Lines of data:
==================================================

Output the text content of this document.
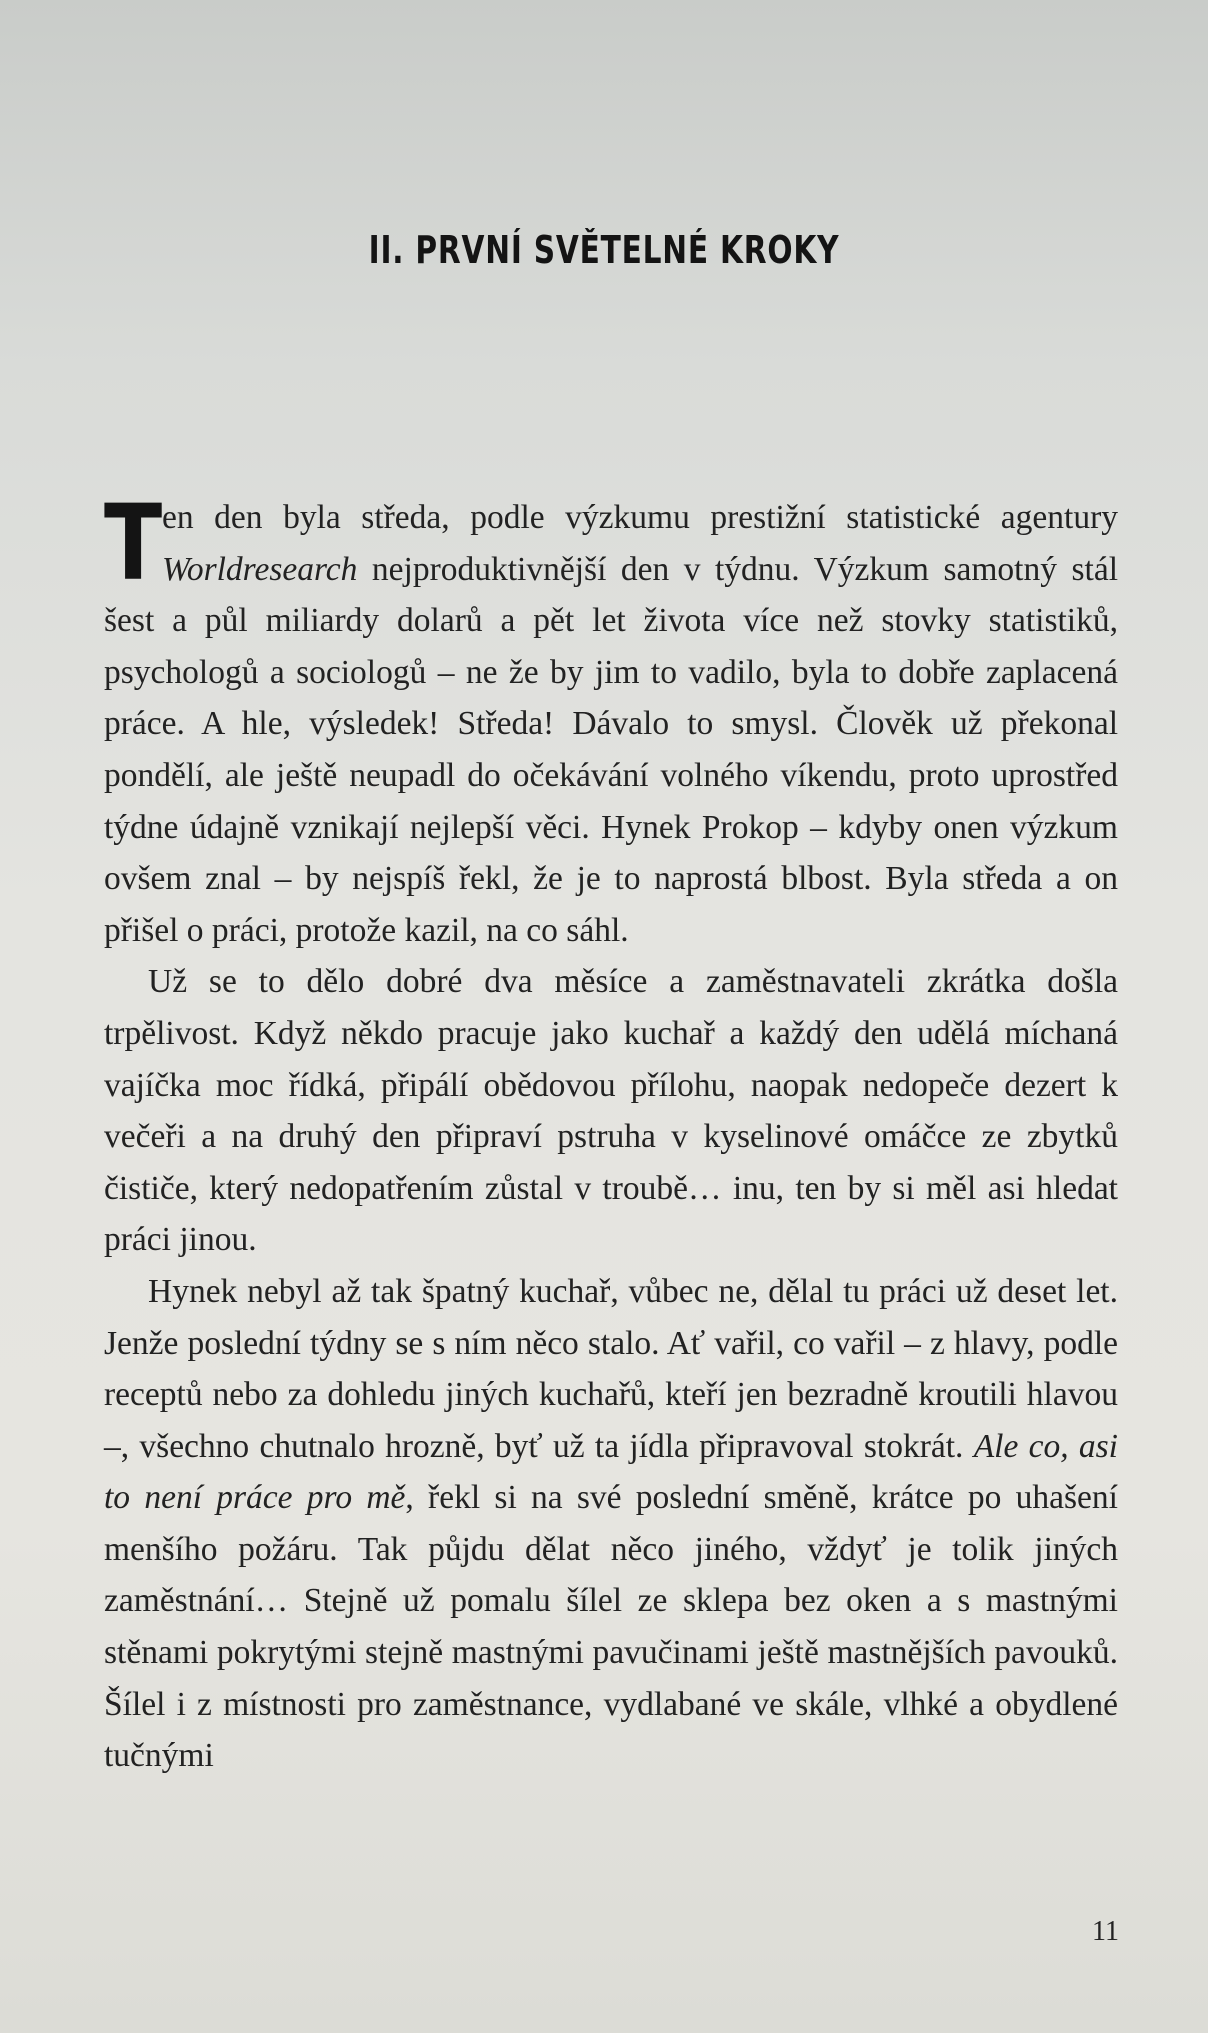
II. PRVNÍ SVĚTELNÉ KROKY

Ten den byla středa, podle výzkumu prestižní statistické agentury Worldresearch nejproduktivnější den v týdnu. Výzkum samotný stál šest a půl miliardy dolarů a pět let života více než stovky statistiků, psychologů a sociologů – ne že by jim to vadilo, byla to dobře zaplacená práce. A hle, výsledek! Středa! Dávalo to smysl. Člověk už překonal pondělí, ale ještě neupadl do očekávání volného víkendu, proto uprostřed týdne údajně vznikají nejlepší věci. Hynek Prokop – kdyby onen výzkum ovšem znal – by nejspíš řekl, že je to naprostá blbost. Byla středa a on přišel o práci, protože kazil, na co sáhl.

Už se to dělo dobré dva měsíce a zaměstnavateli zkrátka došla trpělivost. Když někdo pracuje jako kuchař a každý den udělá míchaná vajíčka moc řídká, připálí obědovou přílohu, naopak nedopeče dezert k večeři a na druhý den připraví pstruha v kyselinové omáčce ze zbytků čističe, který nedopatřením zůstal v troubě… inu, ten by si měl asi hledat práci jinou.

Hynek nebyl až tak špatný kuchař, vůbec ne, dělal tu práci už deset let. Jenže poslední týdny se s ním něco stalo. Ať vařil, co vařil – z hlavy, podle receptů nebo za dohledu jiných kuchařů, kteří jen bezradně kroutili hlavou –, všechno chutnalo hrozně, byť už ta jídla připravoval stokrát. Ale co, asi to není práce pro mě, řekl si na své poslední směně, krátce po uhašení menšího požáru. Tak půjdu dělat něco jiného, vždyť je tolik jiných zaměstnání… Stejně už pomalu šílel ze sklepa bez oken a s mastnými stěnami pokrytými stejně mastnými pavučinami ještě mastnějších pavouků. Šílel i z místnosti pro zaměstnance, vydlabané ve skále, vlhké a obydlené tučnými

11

==================================================

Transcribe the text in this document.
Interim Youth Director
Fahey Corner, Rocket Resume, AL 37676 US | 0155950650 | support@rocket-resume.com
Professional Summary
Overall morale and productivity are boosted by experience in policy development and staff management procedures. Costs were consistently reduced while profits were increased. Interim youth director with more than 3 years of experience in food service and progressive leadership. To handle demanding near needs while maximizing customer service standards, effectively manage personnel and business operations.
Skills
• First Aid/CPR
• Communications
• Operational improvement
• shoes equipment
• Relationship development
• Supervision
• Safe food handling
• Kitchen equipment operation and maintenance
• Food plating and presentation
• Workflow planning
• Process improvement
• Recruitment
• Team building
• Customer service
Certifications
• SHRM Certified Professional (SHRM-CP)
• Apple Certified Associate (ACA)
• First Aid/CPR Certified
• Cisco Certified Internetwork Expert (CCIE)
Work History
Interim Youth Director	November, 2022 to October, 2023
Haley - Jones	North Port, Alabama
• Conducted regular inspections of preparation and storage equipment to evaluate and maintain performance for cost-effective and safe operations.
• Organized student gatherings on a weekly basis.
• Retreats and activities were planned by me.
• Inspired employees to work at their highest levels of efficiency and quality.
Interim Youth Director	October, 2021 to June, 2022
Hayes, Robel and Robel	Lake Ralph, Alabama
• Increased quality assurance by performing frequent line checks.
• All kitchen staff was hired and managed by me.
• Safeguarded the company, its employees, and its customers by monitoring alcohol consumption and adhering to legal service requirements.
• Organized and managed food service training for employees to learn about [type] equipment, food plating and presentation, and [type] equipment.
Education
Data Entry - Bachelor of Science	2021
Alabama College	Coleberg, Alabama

==================================================

Aim: Locate the lines above that contain "First" and copy them.

Response:
• First Aid/CPR
• First Aid/CPR Certified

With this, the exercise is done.